### GIVEN REQUEST
Reproduce every line of the records below word for word, in the same order.

### INFORMATION SUPPLIED
····················

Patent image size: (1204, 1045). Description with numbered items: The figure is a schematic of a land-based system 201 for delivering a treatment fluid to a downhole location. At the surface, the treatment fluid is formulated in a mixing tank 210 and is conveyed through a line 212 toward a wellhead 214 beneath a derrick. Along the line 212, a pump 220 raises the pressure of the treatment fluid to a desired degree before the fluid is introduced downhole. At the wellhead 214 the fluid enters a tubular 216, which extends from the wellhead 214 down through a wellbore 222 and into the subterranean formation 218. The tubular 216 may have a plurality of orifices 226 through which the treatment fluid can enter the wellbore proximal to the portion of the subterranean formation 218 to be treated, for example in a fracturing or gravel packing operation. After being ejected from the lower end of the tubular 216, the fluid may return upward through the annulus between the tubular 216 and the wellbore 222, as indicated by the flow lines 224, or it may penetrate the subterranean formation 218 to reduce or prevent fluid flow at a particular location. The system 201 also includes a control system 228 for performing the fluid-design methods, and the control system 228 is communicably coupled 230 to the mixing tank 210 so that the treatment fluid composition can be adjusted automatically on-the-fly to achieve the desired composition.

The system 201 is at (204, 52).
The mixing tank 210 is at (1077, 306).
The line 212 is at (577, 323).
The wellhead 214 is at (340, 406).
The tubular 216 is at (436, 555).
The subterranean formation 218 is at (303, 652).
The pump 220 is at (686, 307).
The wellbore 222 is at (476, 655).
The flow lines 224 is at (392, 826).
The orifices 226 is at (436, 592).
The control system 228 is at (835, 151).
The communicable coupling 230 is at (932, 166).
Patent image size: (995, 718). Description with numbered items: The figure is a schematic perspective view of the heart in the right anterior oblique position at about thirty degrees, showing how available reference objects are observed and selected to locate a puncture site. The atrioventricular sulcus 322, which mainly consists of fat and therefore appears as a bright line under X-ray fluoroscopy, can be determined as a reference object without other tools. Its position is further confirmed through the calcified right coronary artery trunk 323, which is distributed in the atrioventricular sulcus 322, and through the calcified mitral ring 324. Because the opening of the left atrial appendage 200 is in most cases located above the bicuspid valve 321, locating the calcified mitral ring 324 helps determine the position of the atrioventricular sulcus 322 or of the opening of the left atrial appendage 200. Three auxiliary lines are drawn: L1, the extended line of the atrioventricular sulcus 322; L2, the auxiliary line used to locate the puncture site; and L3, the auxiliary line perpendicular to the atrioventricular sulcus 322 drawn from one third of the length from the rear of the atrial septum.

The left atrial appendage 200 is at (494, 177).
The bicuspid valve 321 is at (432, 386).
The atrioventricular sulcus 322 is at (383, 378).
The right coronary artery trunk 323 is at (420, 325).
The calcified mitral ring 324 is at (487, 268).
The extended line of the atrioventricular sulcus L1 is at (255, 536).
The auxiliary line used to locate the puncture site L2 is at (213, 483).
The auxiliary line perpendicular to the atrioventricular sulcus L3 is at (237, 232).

····················

### WRITTEN RESPONSE
Patent image size: (1204, 1045). Description with numbered items: The figure is a schematic of a land-based system 201 for delivering a treatment fluid to a downhole location. At the surface, the treatment fluid is formulated in a mixing tank 210 and is conveyed through a line 212 toward a wellhead 214 beneath a derrick. Along the line 212, a pump 220 raises the pressure of the treatment fluid to a desired degree before the fluid is introduced downhole. At the wellhead 214 the fluid enters a tubular 216, which extends from the wellhead 214 down through a wellbore 222 and into the subterranean formation 218. The tubular 216 may have a plurality of orifices 226 through which the treatment fluid can enter the wellbore proximal to the portion of the subterranean formation 218 to be treated, for example in a fracturing or gravel packing operation. After being ejected from the lower end of the tubular 216, the fluid may return upward through the annulus between the tubular 216 and the wellbore 222, as indicated by the flow lines 224, or it may penetrate the subterranean formation 218 to reduce or prevent fluid flow at a particular location. The system 201 also includes a control system 228 for performing the fluid-design methods, and the control system 228 is communicably coupled 230 to the mixing tank 210 so that the treatment fluid composition can be adjusted automatically on-the-fly to achieve the desired composition.

The system 201 is at (204, 52).
The mixing tank 210 is at (1077, 306).
The line 212 is at (577, 323).
The wellhead 214 is at (340, 406).
The tubular 216 is at (436, 555).
The subterranean formation 218 is at (303, 652).
The pump 220 is at (686, 307).
The wellbore 222 is at (476, 655).
The flow lines 224 is at (392, 826).
The orifices 226 is at (436, 592).
The control system 228 is at (835, 151).
The communicable coupling 230 is at (932, 166).
Patent image size: (995, 718). Description with numbered items: The figure is a schematic perspective view of the heart in the right anterior oblique position at about thirty degrees, showing how available reference objects are observed and selected to locate a puncture site. The atrioventricular sulcus 322, which mainly consists of fat and therefore appears as a bright line under X-ray fluoroscopy, can be determined as a reference object without other tools. Its position is further confirmed through the calcified right coronary artery trunk 323, which is distributed in the atrioventricular sulcus 322, and through the calcified mitral ring 324. Because the opening of the left atrial appendage 200 is in most cases located above the bicuspid valve 321, locating the calcified mitral ring 324 helps determine the position of the atrioventricular sulcus 322 or of the opening of the left atrial appendage 200. Three auxiliary lines are drawn: L1, the extended line of the atrioventricular sulcus 322; L2, the auxiliary line used to locate the puncture site; and L3, the auxiliary line perpendicular to the atrioventricular sulcus 322 drawn from one third of the length from the rear of the atrial septum.

The left atrial appendage 200 is at (494, 177).
The bicuspid valve 321 is at (432, 386).
The atrioventricular sulcus 322 is at (383, 378).
The right coronary artery trunk 323 is at (420, 325).
The calcified mitral ring 324 is at (487, 268).
The extended line of the atrioventricular sulcus L1 is at (255, 536).
The auxiliary line used to locate the puncture site L2 is at (213, 483).
The auxiliary line perpendicular to the atrioventricular sulcus L3 is at (237, 232).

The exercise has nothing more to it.